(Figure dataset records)
— start —

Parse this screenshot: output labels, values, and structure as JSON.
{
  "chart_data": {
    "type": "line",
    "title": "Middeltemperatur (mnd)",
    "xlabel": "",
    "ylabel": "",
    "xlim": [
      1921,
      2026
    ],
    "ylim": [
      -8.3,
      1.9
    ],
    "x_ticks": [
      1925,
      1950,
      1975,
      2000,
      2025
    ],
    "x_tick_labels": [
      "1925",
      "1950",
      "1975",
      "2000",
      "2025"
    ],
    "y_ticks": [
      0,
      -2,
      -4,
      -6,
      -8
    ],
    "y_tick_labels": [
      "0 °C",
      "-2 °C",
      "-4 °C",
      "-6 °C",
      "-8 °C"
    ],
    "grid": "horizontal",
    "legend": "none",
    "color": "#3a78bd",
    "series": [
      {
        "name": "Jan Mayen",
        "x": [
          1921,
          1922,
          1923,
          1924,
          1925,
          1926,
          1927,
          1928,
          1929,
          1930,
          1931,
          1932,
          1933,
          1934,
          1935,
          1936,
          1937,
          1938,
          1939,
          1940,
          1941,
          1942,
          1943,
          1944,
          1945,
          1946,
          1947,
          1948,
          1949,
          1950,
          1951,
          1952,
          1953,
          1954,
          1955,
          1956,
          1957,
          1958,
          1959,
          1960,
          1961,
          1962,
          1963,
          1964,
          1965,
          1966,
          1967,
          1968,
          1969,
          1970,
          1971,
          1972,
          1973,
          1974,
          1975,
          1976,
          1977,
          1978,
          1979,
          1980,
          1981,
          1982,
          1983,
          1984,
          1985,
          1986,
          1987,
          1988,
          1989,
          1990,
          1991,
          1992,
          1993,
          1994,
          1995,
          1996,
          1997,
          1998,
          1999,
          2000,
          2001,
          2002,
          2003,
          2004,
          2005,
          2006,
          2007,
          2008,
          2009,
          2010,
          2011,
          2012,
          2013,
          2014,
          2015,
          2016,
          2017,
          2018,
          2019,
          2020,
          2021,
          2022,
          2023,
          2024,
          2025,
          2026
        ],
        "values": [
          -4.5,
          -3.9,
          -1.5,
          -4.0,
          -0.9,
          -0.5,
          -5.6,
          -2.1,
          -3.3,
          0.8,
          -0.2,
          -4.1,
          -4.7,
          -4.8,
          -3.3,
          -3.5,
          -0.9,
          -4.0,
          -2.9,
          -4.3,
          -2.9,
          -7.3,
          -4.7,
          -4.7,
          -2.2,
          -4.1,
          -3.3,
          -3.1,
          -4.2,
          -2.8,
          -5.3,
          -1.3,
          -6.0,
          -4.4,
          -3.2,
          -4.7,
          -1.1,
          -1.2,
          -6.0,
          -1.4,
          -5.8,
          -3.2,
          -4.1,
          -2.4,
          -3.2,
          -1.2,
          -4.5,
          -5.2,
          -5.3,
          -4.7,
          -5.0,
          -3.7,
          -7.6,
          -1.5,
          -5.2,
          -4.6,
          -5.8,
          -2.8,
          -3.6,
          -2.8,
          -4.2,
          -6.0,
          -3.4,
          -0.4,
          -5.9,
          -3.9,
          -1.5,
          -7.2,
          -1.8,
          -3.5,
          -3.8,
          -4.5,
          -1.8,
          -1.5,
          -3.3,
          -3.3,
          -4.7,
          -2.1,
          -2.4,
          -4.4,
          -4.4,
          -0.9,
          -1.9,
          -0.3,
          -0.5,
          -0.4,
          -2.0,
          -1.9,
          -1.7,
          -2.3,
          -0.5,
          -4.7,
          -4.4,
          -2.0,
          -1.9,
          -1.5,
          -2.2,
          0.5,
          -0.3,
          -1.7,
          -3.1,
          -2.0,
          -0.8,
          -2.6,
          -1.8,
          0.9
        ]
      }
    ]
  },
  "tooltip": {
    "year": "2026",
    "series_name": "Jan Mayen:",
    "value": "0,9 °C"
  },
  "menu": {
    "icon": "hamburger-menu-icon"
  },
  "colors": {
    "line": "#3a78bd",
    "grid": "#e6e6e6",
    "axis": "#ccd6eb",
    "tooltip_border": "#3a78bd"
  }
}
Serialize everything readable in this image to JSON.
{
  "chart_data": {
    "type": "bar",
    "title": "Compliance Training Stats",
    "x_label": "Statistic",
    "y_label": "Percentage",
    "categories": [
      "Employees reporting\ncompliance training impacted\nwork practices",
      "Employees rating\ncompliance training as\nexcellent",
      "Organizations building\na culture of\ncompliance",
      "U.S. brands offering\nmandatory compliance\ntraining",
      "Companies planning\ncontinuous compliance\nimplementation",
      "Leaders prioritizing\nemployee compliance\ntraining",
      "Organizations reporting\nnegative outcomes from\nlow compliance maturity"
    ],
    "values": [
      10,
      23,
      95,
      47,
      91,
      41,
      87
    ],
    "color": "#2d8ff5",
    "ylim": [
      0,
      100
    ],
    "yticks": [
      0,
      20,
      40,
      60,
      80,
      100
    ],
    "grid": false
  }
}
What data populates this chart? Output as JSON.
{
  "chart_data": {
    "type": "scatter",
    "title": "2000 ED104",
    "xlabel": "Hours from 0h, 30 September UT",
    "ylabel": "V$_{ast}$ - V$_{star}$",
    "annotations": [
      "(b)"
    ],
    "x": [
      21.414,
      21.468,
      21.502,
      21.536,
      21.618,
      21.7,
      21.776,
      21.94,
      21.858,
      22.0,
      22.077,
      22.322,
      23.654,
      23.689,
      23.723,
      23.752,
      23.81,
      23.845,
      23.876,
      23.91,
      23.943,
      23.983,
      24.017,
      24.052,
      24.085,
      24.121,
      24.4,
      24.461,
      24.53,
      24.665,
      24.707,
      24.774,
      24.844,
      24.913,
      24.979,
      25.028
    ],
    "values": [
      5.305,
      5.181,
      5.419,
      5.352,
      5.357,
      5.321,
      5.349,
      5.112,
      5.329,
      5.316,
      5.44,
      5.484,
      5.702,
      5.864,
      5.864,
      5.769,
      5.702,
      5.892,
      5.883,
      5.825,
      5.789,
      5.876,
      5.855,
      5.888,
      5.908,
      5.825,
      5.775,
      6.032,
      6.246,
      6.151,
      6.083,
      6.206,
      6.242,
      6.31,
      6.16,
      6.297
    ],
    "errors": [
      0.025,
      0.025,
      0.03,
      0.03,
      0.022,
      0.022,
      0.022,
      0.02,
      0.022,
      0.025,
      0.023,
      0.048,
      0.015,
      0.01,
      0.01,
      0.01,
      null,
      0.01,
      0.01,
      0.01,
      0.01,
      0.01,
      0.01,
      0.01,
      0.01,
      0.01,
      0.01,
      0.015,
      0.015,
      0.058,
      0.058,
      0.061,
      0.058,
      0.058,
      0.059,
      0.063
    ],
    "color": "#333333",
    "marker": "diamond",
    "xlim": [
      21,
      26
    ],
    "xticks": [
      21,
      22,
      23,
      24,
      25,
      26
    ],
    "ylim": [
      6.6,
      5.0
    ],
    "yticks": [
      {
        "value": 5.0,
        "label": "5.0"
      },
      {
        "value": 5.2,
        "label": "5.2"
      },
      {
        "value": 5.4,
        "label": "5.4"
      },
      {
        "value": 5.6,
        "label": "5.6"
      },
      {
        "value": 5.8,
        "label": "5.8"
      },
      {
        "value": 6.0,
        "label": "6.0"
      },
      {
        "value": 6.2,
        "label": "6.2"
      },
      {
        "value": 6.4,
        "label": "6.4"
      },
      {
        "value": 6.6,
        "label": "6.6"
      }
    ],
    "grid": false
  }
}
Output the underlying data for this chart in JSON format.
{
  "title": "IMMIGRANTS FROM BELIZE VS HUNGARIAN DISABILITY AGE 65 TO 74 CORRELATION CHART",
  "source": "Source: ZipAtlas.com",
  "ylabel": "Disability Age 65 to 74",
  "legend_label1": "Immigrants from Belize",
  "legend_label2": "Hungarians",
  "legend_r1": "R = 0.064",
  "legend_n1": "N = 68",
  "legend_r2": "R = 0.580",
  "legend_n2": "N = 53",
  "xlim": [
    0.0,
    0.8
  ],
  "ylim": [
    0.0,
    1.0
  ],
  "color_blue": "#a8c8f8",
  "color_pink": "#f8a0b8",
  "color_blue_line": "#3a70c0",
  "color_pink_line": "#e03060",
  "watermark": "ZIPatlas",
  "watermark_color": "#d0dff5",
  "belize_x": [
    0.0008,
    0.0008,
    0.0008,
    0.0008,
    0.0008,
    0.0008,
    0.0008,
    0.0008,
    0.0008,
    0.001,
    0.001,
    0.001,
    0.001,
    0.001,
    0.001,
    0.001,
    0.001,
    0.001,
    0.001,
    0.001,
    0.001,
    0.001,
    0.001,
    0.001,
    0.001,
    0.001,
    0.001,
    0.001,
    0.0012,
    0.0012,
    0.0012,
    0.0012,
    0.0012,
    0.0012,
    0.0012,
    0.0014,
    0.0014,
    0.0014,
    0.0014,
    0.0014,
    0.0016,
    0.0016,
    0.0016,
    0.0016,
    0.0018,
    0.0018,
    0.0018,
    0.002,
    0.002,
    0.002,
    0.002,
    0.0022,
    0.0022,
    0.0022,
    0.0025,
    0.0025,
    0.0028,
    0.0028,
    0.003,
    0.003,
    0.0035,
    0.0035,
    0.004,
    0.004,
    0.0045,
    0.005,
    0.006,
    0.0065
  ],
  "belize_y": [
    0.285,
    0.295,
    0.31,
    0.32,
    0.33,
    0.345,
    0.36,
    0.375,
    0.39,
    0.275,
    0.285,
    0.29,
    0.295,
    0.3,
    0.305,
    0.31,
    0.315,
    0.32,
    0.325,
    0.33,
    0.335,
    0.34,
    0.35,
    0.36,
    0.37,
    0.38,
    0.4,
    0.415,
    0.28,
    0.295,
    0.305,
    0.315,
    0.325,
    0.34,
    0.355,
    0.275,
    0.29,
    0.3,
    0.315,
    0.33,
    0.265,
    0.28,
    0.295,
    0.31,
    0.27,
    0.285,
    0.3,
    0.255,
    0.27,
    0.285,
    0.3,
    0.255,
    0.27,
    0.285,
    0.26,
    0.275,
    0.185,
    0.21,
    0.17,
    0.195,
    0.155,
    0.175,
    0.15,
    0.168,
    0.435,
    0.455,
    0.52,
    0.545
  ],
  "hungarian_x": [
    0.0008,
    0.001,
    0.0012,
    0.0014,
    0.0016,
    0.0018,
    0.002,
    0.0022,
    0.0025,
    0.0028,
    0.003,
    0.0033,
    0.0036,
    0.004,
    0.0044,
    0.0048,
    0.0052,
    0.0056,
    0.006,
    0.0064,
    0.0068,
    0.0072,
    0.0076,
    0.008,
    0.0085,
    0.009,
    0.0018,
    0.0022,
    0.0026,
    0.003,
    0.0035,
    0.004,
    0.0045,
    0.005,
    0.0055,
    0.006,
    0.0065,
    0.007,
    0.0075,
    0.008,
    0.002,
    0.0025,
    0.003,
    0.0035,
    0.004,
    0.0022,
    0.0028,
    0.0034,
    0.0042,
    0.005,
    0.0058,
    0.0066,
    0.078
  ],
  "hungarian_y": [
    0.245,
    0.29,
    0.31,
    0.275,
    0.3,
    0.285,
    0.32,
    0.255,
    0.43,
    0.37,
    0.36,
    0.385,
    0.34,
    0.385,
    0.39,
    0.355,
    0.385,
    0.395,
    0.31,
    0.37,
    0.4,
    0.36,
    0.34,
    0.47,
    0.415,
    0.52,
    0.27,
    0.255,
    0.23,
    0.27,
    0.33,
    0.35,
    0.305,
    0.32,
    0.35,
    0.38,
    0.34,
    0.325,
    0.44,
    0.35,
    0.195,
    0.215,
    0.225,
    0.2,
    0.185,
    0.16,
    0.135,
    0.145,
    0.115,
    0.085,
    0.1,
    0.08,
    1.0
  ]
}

— end —

▶ _EXERCISE PROMPT_: Every line that holds the string "this" should be returned.

▶ _THE ANSWER_:
Parse this screenshot: output labels, values, and structure as JSON.
Serialize everything readable in this image to JSON.
What data populates this chart? Output as JSON.
Output the underlying data for this chart in JSON format.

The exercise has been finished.